→ WHAT NEEDS TO BE DONE
Find the lines containing the word "this" and copy every one of them.

→ DATA RECORDS
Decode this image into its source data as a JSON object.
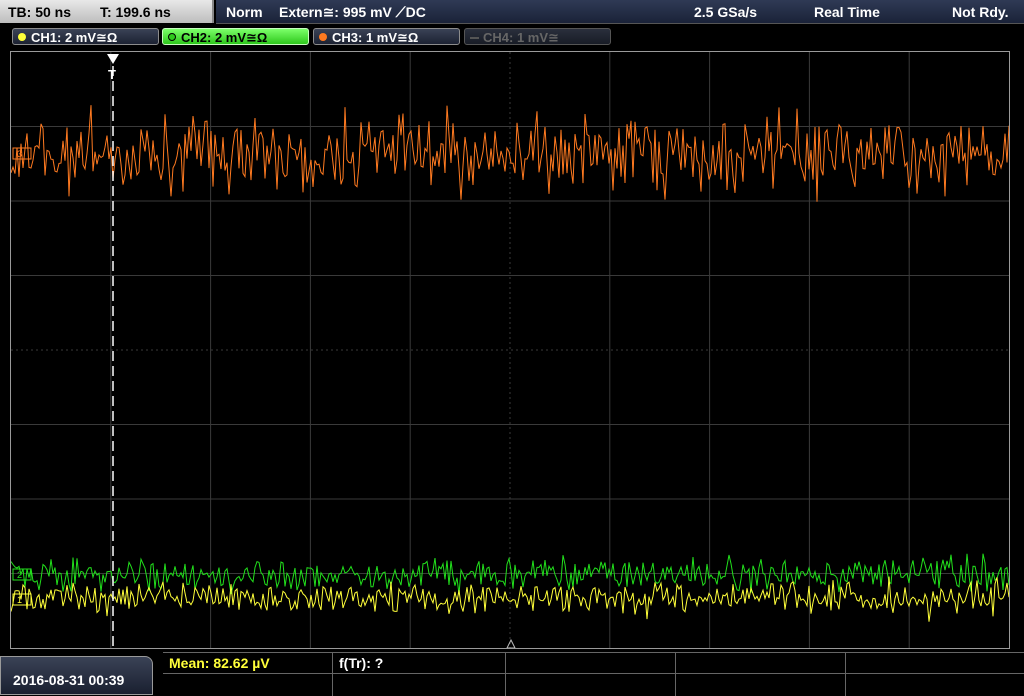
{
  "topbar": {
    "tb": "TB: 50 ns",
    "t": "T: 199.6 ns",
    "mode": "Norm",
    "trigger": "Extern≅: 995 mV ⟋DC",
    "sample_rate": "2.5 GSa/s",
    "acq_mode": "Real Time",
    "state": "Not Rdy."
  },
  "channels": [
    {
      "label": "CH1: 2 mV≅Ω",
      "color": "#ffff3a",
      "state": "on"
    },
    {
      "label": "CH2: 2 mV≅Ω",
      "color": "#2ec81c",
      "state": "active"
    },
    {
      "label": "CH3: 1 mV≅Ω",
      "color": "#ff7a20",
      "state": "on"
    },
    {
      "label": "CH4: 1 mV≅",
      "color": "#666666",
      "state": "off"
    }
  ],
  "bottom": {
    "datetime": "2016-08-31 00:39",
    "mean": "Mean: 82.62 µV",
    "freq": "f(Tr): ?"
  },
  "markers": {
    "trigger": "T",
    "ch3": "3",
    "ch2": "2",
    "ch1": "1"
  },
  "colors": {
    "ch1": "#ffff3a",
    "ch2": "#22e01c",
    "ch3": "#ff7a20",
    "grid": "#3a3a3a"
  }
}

--

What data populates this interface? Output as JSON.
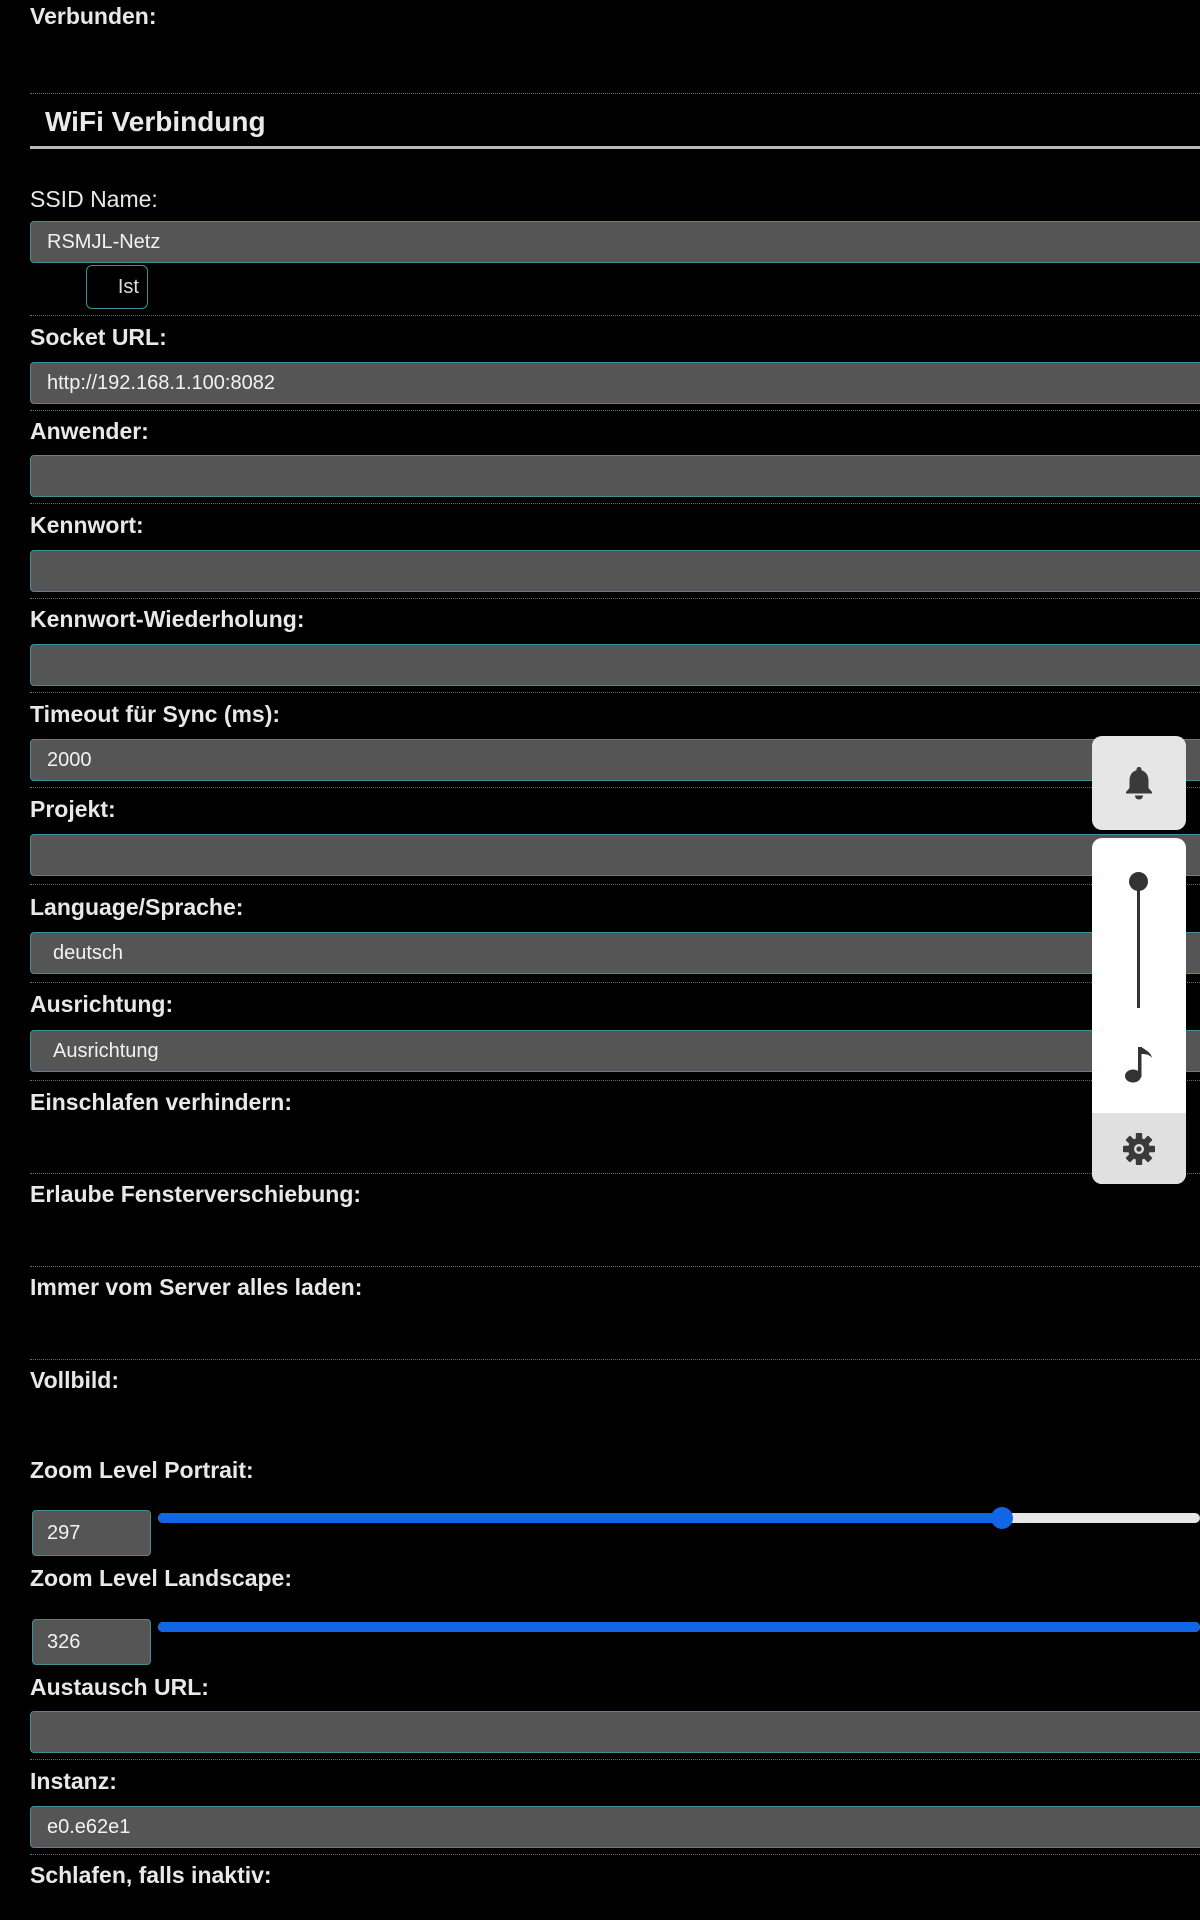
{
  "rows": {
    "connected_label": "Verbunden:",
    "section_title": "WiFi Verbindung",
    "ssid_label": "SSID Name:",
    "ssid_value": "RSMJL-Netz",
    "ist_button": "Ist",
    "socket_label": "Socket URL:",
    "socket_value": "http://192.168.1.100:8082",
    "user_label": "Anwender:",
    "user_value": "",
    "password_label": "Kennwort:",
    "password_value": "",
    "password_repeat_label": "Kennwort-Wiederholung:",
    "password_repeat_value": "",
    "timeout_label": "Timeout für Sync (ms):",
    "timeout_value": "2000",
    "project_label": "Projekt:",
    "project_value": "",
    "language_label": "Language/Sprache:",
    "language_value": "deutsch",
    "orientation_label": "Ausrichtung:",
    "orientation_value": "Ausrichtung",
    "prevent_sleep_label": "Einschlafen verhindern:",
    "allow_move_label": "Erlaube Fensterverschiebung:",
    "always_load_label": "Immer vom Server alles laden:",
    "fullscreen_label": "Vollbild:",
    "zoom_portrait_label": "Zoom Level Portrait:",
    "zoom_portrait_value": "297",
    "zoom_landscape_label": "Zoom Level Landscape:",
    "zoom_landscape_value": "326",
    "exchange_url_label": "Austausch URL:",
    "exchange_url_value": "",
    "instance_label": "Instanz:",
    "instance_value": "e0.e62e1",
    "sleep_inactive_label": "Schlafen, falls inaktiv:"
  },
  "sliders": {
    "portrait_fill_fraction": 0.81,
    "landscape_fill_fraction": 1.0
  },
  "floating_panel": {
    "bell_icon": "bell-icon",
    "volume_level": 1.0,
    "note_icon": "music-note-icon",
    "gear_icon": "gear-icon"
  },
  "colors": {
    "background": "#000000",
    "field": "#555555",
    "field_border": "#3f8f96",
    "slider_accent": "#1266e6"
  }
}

→ FINISHED ANSWER
Decode this image into its source data as a JSON object.
What data populates this interface? Output as JSON.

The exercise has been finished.